Exercise task:
A single number is the answer here: how many lines of the entries contain "Slow"?
----- Records supplied -----
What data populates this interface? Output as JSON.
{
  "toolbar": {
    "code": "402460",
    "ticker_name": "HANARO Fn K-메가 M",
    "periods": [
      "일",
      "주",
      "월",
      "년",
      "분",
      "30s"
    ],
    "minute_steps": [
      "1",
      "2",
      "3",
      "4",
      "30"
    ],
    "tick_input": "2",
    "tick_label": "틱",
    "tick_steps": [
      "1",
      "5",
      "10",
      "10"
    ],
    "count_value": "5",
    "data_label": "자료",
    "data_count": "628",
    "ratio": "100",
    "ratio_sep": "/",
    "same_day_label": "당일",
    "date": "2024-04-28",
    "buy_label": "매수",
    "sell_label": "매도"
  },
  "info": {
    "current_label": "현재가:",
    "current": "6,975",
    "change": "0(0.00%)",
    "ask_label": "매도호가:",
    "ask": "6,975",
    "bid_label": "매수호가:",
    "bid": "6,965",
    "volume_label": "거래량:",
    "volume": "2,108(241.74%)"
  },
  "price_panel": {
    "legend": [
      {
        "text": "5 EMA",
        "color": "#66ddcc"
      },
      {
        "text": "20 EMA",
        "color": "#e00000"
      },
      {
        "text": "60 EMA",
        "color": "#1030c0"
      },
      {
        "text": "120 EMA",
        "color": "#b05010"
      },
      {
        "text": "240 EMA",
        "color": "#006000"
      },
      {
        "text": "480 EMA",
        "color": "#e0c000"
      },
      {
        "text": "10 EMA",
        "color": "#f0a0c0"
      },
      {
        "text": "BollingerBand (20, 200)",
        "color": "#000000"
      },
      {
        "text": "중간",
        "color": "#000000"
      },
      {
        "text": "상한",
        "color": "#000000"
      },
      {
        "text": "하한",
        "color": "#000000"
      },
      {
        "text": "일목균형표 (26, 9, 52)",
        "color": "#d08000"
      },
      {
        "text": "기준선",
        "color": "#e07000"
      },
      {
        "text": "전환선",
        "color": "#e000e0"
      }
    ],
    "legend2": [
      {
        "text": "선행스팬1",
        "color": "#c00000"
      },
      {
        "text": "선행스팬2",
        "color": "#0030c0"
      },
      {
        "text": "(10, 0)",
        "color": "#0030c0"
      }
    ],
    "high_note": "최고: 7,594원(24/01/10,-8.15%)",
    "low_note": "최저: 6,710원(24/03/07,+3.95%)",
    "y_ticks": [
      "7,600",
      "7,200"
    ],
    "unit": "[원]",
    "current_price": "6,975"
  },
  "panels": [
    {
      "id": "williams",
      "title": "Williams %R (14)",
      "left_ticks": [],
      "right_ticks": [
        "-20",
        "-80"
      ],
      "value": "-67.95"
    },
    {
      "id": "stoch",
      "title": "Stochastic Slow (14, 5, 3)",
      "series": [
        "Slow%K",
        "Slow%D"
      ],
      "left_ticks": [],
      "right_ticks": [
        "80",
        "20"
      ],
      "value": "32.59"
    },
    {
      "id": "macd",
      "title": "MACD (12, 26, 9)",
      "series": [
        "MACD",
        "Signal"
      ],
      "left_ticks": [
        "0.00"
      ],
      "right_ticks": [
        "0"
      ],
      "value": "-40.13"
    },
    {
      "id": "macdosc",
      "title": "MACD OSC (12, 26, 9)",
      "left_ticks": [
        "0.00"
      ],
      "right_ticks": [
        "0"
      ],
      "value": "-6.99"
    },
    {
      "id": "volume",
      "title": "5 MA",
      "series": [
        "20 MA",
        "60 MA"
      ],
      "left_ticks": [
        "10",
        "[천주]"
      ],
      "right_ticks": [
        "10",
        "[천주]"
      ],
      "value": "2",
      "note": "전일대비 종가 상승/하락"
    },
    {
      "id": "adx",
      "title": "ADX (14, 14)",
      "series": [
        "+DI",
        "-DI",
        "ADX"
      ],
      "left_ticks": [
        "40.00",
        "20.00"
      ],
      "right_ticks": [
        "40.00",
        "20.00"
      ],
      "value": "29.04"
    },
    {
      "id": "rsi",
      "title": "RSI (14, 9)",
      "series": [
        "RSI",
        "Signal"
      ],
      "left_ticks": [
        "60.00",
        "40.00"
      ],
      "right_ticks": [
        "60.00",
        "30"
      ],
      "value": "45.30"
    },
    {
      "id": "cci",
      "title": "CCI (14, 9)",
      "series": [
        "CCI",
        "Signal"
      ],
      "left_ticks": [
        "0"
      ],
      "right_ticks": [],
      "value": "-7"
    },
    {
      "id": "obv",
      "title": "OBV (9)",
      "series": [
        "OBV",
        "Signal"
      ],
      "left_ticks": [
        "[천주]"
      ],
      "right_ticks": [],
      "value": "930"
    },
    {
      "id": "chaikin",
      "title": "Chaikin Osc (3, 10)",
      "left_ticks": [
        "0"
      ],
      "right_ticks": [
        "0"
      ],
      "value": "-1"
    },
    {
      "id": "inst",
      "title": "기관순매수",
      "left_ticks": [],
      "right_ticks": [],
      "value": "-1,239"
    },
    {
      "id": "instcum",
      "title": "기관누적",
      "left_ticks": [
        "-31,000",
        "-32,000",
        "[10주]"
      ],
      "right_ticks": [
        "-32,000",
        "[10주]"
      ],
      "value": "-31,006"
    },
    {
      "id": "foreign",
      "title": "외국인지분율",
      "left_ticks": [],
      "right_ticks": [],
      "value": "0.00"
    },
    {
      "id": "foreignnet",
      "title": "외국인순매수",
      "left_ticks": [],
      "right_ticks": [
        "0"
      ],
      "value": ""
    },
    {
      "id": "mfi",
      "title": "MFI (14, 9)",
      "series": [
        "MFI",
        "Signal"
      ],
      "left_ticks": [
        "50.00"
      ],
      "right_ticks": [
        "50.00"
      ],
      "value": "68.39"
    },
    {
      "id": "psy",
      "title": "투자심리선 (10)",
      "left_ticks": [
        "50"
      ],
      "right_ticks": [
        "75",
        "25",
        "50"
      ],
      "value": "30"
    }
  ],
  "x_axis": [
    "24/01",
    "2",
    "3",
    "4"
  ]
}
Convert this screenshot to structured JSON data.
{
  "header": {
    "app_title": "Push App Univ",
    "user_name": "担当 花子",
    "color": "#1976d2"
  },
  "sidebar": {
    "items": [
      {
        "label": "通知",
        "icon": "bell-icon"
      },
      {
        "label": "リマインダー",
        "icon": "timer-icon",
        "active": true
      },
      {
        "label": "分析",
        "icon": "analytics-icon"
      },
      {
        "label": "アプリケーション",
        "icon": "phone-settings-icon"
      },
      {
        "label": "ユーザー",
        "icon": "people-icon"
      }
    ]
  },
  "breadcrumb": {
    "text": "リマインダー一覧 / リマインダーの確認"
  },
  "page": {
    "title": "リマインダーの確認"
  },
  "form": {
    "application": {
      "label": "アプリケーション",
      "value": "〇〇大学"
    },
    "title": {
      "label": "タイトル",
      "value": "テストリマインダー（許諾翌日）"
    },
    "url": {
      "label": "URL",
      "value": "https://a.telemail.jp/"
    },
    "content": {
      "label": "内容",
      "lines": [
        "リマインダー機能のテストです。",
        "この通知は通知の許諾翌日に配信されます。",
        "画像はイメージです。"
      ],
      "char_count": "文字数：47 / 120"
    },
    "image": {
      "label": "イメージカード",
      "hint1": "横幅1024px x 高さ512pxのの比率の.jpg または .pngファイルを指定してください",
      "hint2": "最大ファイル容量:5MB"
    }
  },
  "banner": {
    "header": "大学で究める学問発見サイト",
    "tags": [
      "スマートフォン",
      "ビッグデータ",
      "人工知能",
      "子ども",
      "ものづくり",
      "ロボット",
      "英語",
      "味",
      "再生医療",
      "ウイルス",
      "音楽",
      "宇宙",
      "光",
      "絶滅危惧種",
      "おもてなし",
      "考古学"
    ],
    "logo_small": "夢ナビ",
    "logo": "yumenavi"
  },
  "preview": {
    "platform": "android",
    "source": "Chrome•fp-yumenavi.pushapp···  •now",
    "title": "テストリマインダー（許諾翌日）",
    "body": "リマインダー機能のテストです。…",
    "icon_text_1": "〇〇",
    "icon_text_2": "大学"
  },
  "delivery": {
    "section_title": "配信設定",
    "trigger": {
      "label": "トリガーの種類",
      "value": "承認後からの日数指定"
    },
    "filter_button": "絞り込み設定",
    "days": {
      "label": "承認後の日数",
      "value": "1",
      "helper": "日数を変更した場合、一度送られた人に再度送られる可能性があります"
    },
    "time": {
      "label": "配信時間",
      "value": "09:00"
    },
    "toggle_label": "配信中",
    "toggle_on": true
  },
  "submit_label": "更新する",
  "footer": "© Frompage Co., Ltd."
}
-----
Answer to the problem:
3